** WRITTEN PROBLEM **
Write out every entry exactly as it appears.

** DATASET EXTRACT **
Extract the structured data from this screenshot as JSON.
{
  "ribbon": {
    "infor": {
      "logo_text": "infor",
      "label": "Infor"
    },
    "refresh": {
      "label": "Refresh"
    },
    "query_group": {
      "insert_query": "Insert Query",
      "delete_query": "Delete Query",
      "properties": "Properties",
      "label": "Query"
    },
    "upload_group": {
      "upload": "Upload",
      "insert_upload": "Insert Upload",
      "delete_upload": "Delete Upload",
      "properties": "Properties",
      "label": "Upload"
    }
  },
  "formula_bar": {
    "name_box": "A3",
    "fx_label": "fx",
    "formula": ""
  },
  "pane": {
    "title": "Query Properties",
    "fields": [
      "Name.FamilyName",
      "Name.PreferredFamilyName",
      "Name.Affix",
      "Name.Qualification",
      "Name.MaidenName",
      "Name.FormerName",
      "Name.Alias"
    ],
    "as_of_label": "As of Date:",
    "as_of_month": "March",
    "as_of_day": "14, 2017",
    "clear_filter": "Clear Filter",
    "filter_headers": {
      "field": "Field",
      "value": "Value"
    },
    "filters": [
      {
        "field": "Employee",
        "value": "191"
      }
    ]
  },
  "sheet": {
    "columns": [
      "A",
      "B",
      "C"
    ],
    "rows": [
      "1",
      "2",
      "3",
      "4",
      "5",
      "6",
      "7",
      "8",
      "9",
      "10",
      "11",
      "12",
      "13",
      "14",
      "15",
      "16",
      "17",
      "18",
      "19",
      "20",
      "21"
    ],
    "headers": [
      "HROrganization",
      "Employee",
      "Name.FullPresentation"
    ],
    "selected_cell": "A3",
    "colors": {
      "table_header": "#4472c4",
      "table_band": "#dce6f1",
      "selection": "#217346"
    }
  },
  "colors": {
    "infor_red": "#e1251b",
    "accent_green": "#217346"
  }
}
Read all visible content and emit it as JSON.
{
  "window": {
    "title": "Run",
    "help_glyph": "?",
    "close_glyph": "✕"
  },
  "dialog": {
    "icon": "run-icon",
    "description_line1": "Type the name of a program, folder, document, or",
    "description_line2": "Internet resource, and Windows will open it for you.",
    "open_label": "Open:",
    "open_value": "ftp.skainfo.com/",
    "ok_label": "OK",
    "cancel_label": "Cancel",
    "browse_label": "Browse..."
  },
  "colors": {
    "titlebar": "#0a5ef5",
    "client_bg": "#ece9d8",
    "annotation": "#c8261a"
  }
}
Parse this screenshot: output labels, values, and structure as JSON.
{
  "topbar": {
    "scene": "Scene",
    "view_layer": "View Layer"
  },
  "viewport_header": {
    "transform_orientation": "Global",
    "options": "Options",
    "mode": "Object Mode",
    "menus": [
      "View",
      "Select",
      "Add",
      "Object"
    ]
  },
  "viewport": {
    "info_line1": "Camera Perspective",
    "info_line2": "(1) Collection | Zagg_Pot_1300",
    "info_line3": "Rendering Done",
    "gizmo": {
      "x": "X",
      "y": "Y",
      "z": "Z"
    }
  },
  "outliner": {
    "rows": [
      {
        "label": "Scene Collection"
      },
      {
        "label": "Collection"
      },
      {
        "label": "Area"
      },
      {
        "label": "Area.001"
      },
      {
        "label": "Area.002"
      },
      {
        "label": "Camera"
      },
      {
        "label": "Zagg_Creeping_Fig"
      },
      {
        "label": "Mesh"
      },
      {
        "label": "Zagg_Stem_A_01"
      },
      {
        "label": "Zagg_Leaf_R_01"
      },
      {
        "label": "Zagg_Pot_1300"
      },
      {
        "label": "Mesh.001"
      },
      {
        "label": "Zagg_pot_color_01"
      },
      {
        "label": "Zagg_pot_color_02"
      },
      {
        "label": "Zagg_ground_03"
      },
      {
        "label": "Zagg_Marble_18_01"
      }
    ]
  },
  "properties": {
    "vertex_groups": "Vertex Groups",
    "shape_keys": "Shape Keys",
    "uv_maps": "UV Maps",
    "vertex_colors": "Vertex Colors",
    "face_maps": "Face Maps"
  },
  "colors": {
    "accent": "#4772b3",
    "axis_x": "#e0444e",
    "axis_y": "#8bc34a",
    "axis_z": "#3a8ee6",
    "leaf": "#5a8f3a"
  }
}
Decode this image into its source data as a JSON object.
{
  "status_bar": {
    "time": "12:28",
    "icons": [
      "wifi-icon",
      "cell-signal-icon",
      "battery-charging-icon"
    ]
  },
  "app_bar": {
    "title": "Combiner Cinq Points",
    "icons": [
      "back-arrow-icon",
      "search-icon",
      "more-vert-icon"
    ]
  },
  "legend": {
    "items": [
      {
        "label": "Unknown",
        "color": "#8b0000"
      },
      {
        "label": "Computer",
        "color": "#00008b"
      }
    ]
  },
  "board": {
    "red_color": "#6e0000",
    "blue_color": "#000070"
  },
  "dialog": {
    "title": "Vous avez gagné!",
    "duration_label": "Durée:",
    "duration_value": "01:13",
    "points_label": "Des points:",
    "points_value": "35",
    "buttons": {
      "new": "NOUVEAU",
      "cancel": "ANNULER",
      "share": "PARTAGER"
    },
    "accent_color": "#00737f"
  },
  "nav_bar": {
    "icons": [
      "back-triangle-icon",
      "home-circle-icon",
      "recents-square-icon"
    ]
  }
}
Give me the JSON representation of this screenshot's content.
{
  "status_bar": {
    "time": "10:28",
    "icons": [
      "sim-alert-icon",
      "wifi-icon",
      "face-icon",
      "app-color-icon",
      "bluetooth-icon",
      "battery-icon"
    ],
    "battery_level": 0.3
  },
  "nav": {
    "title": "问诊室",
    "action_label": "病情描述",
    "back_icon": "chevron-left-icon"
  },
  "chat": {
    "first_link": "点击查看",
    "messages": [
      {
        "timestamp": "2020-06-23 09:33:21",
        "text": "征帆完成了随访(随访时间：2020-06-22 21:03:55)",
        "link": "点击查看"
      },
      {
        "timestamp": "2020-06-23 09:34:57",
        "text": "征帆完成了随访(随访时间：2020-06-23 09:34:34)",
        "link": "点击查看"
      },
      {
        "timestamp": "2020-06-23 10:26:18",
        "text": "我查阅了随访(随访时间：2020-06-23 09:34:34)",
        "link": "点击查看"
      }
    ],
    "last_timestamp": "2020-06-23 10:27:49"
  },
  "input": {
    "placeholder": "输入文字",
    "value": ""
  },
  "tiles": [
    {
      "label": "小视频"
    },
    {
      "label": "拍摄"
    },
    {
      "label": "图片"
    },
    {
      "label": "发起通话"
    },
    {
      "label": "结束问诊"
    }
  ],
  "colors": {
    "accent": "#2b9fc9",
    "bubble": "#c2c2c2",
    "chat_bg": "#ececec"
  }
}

** WRITTEN SOLUTION **
Extract the structured data from this screenshot as JSON.
{
  "ribbon": {
    "infor": {
      "logo_text": "infor",
      "label": "Infor"
    },
    "refresh": {
      "label": "Refresh"
    },
    "query_group": {
      "insert_query": "Insert Query",
      "delete_query": "Delete Query",
      "properties": "Properties",
      "label": "Query"
    },
    "upload_group": {
      "upload": "Upload",
      "insert_upload": "Insert Upload",
      "delete_upload": "Delete Upload",
      "properties": "Properties",
      "label": "Upload"
    }
  },
  "formula_bar": {
    "name_box": "A3",
    "fx_label": "fx",
    "formula": ""
  },
  "pane": {
    "title": "Query Properties",
    "fields": [
      "Name.FamilyName",
      "Name.PreferredFamilyName",
      "Name.Affix",
      "Name.Qualification",
      "Name.MaidenName",
      "Name.FormerName",
      "Name.Alias"
    ],
    "as_of_label": "As of Date:",
    "as_of_month": "March",
    "as_of_day": "14, 2017",
    "clear_filter": "Clear Filter",
    "filter_headers": {
      "field": "Field",
      "value": "Value"
    },
    "filters": [
      {
        "field": "Employee",
        "value": "191"
      }
    ]
  },
  "sheet": {
    "columns": [
      "A",
      "B",
      "C"
    ],
    "rows": [
      "1",
      "2",
      "3",
      "4",
      "5",
      "6",
      "7",
      "8",
      "9",
      "10",
      "11",
      "12",
      "13",
      "14",
      "15",
      "16",
      "17",
      "18",
      "19",
      "20",
      "21"
    ],
    "headers": [
      "HROrganization",
      "Employee",
      "Name.FullPresentation"
    ],
    "selected_cell": "A3",
    "colors": {
      "table_header": "#4472c4",
      "table_band": "#dce6f1",
      "selection": "#217346"
    }
  },
  "colors": {
    "infor_red": "#e1251b",
    "accent_green": "#217346"
  }
}
Read all visible content and emit it as JSON.
{
  "window": {
    "title": "Run",
    "help_glyph": "?",
    "close_glyph": "✕"
  },
  "dialog": {
    "icon": "run-icon",
    "description_line1": "Type the name of a program, folder, document, or",
    "description_line2": "Internet resource, and Windows will open it for you.",
    "open_label": "Open:",
    "open_value": "ftp.skainfo.com/",
    "ok_label": "OK",
    "cancel_label": "Cancel",
    "browse_label": "Browse..."
  },
  "colors": {
    "titlebar": "#0a5ef5",
    "client_bg": "#ece9d8",
    "annotation": "#c8261a"
  }
}
Parse this screenshot: output labels, values, and structure as JSON.
{
  "topbar": {
    "scene": "Scene",
    "view_layer": "View Layer"
  },
  "viewport_header": {
    "transform_orientation": "Global",
    "options": "Options",
    "mode": "Object Mode",
    "menus": [
      "View",
      "Select",
      "Add",
      "Object"
    ]
  },
  "viewport": {
    "info_line1": "Camera Perspective",
    "info_line2": "(1) Collection | Zagg_Pot_1300",
    "info_line3": "Rendering Done",
    "gizmo": {
      "x": "X",
      "y": "Y",
      "z": "Z"
    }
  },
  "outliner": {
    "rows": [
      {
        "label": "Scene Collection"
      },
      {
        "label": "Collection"
      },
      {
        "label": "Area"
      },
      {
        "label": "Area.001"
      },
      {
        "label": "Area.002"
      },
      {
        "label": "Camera"
      },
      {
        "label": "Zagg_Creeping_Fig"
      },
      {
        "label": "Mesh"
      },
      {
        "label": "Zagg_Stem_A_01"
      },
      {
        "label": "Zagg_Leaf_R_01"
      },
      {
        "label": "Zagg_Pot_1300"
      },
      {
        "label": "Mesh.001"
      },
      {
        "label": "Zagg_pot_color_01"
      },
      {
        "label": "Zagg_pot_color_02"
      },
      {
        "label": "Zagg_ground_03"
      },
      {
        "label": "Zagg_Marble_18_01"
      }
    ]
  },
  "properties": {
    "vertex_groups": "Vertex Groups",
    "shape_keys": "Shape Keys",
    "uv_maps": "UV Maps",
    "vertex_colors": "Vertex Colors",
    "face_maps": "Face Maps"
  },
  "colors": {
    "accent": "#4772b3",
    "axis_x": "#e0444e",
    "axis_y": "#8bc34a",
    "axis_z": "#3a8ee6",
    "leaf": "#5a8f3a"
  }
}
Decode this image into its source data as a JSON object.
{
  "status_bar": {
    "time": "12:28",
    "icons": [
      "wifi-icon",
      "cell-signal-icon",
      "battery-charging-icon"
    ]
  },
  "app_bar": {
    "title": "Combiner Cinq Points",
    "icons": [
      "back-arrow-icon",
      "search-icon",
      "more-vert-icon"
    ]
  },
  "legend": {
    "items": [
      {
        "label": "Unknown",
        "color": "#8b0000"
      },
      {
        "label": "Computer",
        "color": "#00008b"
      }
    ]
  },
  "board": {
    "red_color": "#6e0000",
    "blue_color": "#000070"
  },
  "dialog": {
    "title": "Vous avez gagné!",
    "duration_label": "Durée:",
    "duration_value": "01:13",
    "points_label": "Des points:",
    "points_value": "35",
    "buttons": {
      "new": "NOUVEAU",
      "cancel": "ANNULER",
      "share": "PARTAGER"
    },
    "accent_color": "#00737f"
  },
  "nav_bar": {
    "icons": [
      "back-triangle-icon",
      "home-circle-icon",
      "recents-square-icon"
    ]
  }
}
Give me the JSON representation of this screenshot's content.
{
  "status_bar": {
    "time": "10:28",
    "icons": [
      "sim-alert-icon",
      "wifi-icon",
      "face-icon",
      "app-color-icon",
      "bluetooth-icon",
      "battery-icon"
    ],
    "battery_level": 0.3
  },
  "nav": {
    "title": "问诊室",
    "action_label": "病情描述",
    "back_icon": "chevron-left-icon"
  },
  "chat": {
    "first_link": "点击查看",
    "messages": [
      {
        "timestamp": "2020-06-23 09:33:21",
        "text": "征帆完成了随访(随访时间：2020-06-22 21:03:55)",
        "link": "点击查看"
      },
      {
        "timestamp": "2020-06-23 09:34:57",
        "text": "征帆完成了随访(随访时间：2020-06-23 09:34:34)",
        "link": "点击查看"
      },
      {
        "timestamp": "2020-06-23 10:26:18",
        "text": "我查阅了随访(随访时间：2020-06-23 09:34:34)",
        "link": "点击查看"
      }
    ],
    "last_timestamp": "2020-06-23 10:27:49"
  },
  "input": {
    "placeholder": "输入文字",
    "value": ""
  },
  "tiles": [
    {
      "label": "小视频"
    },
    {
      "label": "拍摄"
    },
    {
      "label": "图片"
    },
    {
      "label": "发起通话"
    },
    {
      "label": "结束问诊"
    }
  ],
  "colors": {
    "accent": "#2b9fc9",
    "bubble": "#c2c2c2",
    "chat_bg": "#ececec"
  }
}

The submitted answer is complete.